▶ Records supplied
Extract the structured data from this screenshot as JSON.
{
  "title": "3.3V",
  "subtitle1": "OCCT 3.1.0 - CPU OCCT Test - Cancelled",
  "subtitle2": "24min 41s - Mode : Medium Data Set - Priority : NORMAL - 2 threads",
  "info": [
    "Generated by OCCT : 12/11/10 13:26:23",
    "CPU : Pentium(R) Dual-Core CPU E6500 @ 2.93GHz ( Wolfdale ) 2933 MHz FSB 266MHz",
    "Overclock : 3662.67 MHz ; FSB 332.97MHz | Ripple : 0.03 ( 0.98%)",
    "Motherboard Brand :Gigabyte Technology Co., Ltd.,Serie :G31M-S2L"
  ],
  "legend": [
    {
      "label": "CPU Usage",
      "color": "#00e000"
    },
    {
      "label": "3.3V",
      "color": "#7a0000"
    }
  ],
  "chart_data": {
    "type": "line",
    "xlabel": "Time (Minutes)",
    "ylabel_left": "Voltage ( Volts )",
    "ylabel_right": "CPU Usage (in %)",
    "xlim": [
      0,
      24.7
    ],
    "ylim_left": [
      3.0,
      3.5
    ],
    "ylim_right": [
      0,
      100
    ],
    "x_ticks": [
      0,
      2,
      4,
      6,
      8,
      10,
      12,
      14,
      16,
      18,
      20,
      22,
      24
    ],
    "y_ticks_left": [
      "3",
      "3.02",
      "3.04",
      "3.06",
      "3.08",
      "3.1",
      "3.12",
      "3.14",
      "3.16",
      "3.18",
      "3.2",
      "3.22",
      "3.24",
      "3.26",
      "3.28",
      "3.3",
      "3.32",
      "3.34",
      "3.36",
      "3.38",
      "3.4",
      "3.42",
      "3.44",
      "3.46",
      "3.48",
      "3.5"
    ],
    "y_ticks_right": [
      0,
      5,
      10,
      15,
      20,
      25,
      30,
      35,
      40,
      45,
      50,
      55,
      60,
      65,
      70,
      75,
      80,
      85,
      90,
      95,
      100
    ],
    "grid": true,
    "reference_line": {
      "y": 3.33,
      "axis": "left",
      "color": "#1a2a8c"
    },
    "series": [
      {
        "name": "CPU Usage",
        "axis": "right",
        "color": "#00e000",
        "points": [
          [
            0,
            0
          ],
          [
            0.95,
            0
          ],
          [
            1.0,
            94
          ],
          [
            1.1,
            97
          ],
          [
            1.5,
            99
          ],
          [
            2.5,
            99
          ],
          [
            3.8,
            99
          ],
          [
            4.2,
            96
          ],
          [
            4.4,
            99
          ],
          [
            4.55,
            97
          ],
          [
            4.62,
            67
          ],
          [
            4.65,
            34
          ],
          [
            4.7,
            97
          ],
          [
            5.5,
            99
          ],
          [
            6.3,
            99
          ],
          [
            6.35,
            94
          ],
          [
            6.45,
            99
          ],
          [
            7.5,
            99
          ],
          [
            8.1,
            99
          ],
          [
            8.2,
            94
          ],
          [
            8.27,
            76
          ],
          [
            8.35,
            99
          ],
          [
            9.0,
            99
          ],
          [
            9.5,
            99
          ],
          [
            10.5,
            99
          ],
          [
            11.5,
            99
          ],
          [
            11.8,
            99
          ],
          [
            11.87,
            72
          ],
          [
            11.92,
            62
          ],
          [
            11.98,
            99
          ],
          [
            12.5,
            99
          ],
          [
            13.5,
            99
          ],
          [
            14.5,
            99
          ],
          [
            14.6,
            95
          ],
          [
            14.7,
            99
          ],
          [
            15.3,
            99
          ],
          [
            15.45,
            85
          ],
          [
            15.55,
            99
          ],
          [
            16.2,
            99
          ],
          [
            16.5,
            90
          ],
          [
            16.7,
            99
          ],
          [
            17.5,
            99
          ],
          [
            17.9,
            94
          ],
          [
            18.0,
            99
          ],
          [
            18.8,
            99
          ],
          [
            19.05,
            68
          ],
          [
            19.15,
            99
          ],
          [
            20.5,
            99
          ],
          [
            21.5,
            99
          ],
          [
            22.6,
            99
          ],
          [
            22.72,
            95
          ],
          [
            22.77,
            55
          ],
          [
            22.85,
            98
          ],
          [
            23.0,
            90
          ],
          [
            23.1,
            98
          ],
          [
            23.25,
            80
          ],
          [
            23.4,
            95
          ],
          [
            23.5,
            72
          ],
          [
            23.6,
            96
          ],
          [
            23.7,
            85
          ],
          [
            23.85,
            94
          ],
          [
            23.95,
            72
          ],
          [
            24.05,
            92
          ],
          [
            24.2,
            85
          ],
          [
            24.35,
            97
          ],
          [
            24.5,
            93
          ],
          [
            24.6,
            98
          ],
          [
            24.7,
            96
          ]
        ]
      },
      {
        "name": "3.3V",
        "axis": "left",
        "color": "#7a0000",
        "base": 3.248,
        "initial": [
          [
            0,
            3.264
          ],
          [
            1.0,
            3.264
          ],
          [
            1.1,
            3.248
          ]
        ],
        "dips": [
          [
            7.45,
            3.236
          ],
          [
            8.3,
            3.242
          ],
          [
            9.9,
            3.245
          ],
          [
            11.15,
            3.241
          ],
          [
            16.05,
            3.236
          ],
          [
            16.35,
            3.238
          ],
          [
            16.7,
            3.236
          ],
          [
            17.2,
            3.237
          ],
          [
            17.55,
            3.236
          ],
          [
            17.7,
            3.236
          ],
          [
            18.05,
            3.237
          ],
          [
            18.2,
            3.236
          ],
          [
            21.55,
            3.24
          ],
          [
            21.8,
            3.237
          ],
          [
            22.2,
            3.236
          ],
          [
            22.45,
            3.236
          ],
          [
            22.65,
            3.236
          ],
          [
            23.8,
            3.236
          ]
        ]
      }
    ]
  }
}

▶ Aim
Copy out each line exactly as written.

▶ Exercise output
Extract the structured data from this screenshot as JSON.
{
  "title": "3.3V",
  "subtitle1": "OCCT 3.1.0 - CPU OCCT Test - Cancelled",
  "subtitle2": "24min 41s - Mode : Medium Data Set - Priority : NORMAL - 2 threads",
  "info": [
    "Generated by OCCT : 12/11/10 13:26:23",
    "CPU : Pentium(R) Dual-Core CPU E6500 @ 2.93GHz ( Wolfdale ) 2933 MHz FSB 266MHz",
    "Overclock : 3662.67 MHz ; FSB 332.97MHz | Ripple : 0.03 ( 0.98%)",
    "Motherboard Brand :Gigabyte Technology Co., Ltd.,Serie :G31M-S2L"
  ],
  "legend": [
    {
      "label": "CPU Usage",
      "color": "#00e000"
    },
    {
      "label": "3.3V",
      "color": "#7a0000"
    }
  ],
  "chart_data": {
    "type": "line",
    "xlabel": "Time (Minutes)",
    "ylabel_left": "Voltage ( Volts )",
    "ylabel_right": "CPU Usage (in %)",
    "xlim": [
      0,
      24.7
    ],
    "ylim_left": [
      3.0,
      3.5
    ],
    "ylim_right": [
      0,
      100
    ],
    "x_ticks": [
      0,
      2,
      4,
      6,
      8,
      10,
      12,
      14,
      16,
      18,
      20,
      22,
      24
    ],
    "y_ticks_left": [
      "3",
      "3.02",
      "3.04",
      "3.06",
      "3.08",
      "3.1",
      "3.12",
      "3.14",
      "3.16",
      "3.18",
      "3.2",
      "3.22",
      "3.24",
      "3.26",
      "3.28",
      "3.3",
      "3.32",
      "3.34",
      "3.36",
      "3.38",
      "3.4",
      "3.42",
      "3.44",
      "3.46",
      "3.48",
      "3.5"
    ],
    "y_ticks_right": [
      0,
      5,
      10,
      15,
      20,
      25,
      30,
      35,
      40,
      45,
      50,
      55,
      60,
      65,
      70,
      75,
      80,
      85,
      90,
      95,
      100
    ],
    "grid": true,
    "reference_line": {
      "y": 3.33,
      "axis": "left",
      "color": "#1a2a8c"
    },
    "series": [
      {
        "name": "CPU Usage",
        "axis": "right",
        "color": "#00e000",
        "points": [
          [
            0,
            0
          ],
          [
            0.95,
            0
          ],
          [
            1.0,
            94
          ],
          [
            1.1,
            97
          ],
          [
            1.5,
            99
          ],
          [
            2.5,
            99
          ],
          [
            3.8,
            99
          ],
          [
            4.2,
            96
          ],
          [
            4.4,
            99
          ],
          [
            4.55,
            97
          ],
          [
            4.62,
            67
          ],
          [
            4.65,
            34
          ],
          [
            4.7,
            97
          ],
          [
            5.5,
            99
          ],
          [
            6.3,
            99
          ],
          [
            6.35,
            94
          ],
          [
            6.45,
            99
          ],
          [
            7.5,
            99
          ],
          [
            8.1,
            99
          ],
          [
            8.2,
            94
          ],
          [
            8.27,
            76
          ],
          [
            8.35,
            99
          ],
          [
            9.0,
            99
          ],
          [
            9.5,
            99
          ],
          [
            10.5,
            99
          ],
          [
            11.5,
            99
          ],
          [
            11.8,
            99
          ],
          [
            11.87,
            72
          ],
          [
            11.92,
            62
          ],
          [
            11.98,
            99
          ],
          [
            12.5,
            99
          ],
          [
            13.5,
            99
          ],
          [
            14.5,
            99
          ],
          [
            14.6,
            95
          ],
          [
            14.7,
            99
          ],
          [
            15.3,
            99
          ],
          [
            15.45,
            85
          ],
          [
            15.55,
            99
          ],
          [
            16.2,
            99
          ],
          [
            16.5,
            90
          ],
          [
            16.7,
            99
          ],
          [
            17.5,
            99
          ],
          [
            17.9,
            94
          ],
          [
            18.0,
            99
          ],
          [
            18.8,
            99
          ],
          [
            19.05,
            68
          ],
          [
            19.15,
            99
          ],
          [
            20.5,
            99
          ],
          [
            21.5,
            99
          ],
          [
            22.6,
            99
          ],
          [
            22.72,
            95
          ],
          [
            22.77,
            55
          ],
          [
            22.85,
            98
          ],
          [
            23.0,
            90
          ],
          [
            23.1,
            98
          ],
          [
            23.25,
            80
          ],
          [
            23.4,
            95
          ],
          [
            23.5,
            72
          ],
          [
            23.6,
            96
          ],
          [
            23.7,
            85
          ],
          [
            23.85,
            94
          ],
          [
            23.95,
            72
          ],
          [
            24.05,
            92
          ],
          [
            24.2,
            85
          ],
          [
            24.35,
            97
          ],
          [
            24.5,
            93
          ],
          [
            24.6,
            98
          ],
          [
            24.7,
            96
          ]
        ]
      },
      {
        "name": "3.3V",
        "axis": "left",
        "color": "#7a0000",
        "base": 3.248,
        "initial": [
          [
            0,
            3.264
          ],
          [
            1.0,
            3.264
          ],
          [
            1.1,
            3.248
          ]
        ],
        "dips": [
          [
            7.45,
            3.236
          ],
          [
            8.3,
            3.242
          ],
          [
            9.9,
            3.245
          ],
          [
            11.15,
            3.241
          ],
          [
            16.05,
            3.236
          ],
          [
            16.35,
            3.238
          ],
          [
            16.7,
            3.236
          ],
          [
            17.2,
            3.237
          ],
          [
            17.55,
            3.236
          ],
          [
            17.7,
            3.236
          ],
          [
            18.05,
            3.237
          ],
          [
            18.2,
            3.236
          ],
          [
            21.55,
            3.24
          ],
          [
            21.8,
            3.237
          ],
          [
            22.2,
            3.236
          ],
          [
            22.45,
            3.236
          ],
          [
            22.65,
            3.236
          ],
          [
            23.8,
            3.236
          ]
        ]
      }
    ]
  }
}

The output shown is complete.